## EXERCISE DETAILS
What is the number of lines containing the word "comme"? Please answer with that number and nothing more.

Dataset entries
──────────────────────────────

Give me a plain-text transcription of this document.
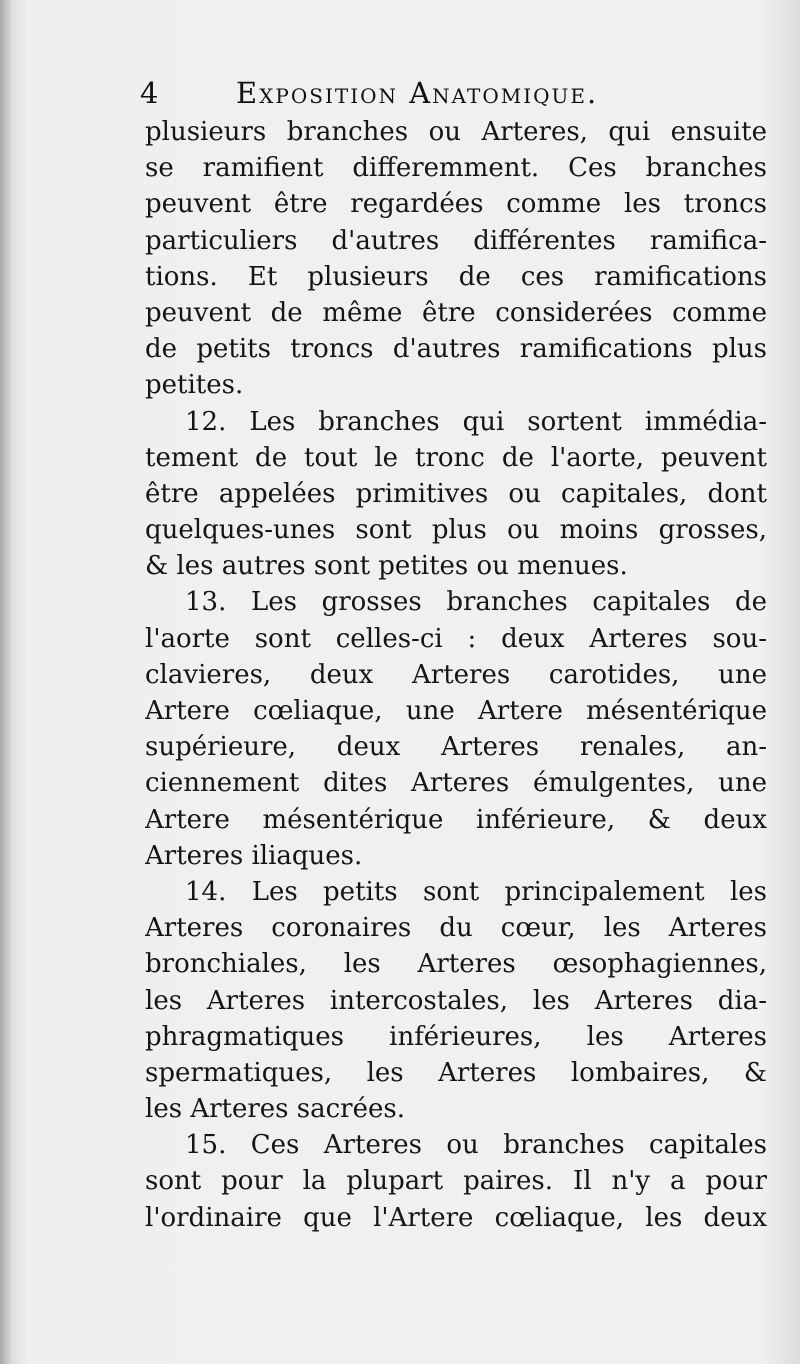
4	Exposition Anatomique.
plusieurs branches ou Arteres, qui ensuite
se ramifient differemment. Ces branches
peuvent être regardées comme les troncs
particuliers d'autres différentes ramifica-
tions. Et plusieurs de ces ramifications
peuvent de même être considerées comme
de petits troncs d'autres ramifications plus
petites.
12. Les branches qui sortent immédia-
tement de tout le tronc de l'aorte, peuvent
être appelées primitives ou capitales, dont
quelques-unes sont plus ou moins grosses,
& les autres sont petites ou menues.
13. Les grosses branches capitales de
l'aorte sont celles-ci : deux Arteres sou-
clavieres, deux Arteres carotides, une
Artere cœliaque, une Artere mésentérique
supérieure, deux Arteres renales, an-
ciennement dites Arteres émulgentes, une
Artere mésentérique inférieure, & deux
Arteres iliaques.
14. Les petits sont principalement les
Arteres coronaires du cœur, les Arteres
bronchiales, les Arteres œsophagiennes,
les Arteres intercostales, les Arteres dia-
phragmatiques inférieures, les Arteres
spermatiques, les Arteres lombaires, &
les Arteres sacrées.
15. Ces Arteres ou branches capitales
sont pour la plupart paires. Il n'y a pour
l'ordinaire que l'Artere cœliaque, les deux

──────────────────────────────

## FULL ANSWER
2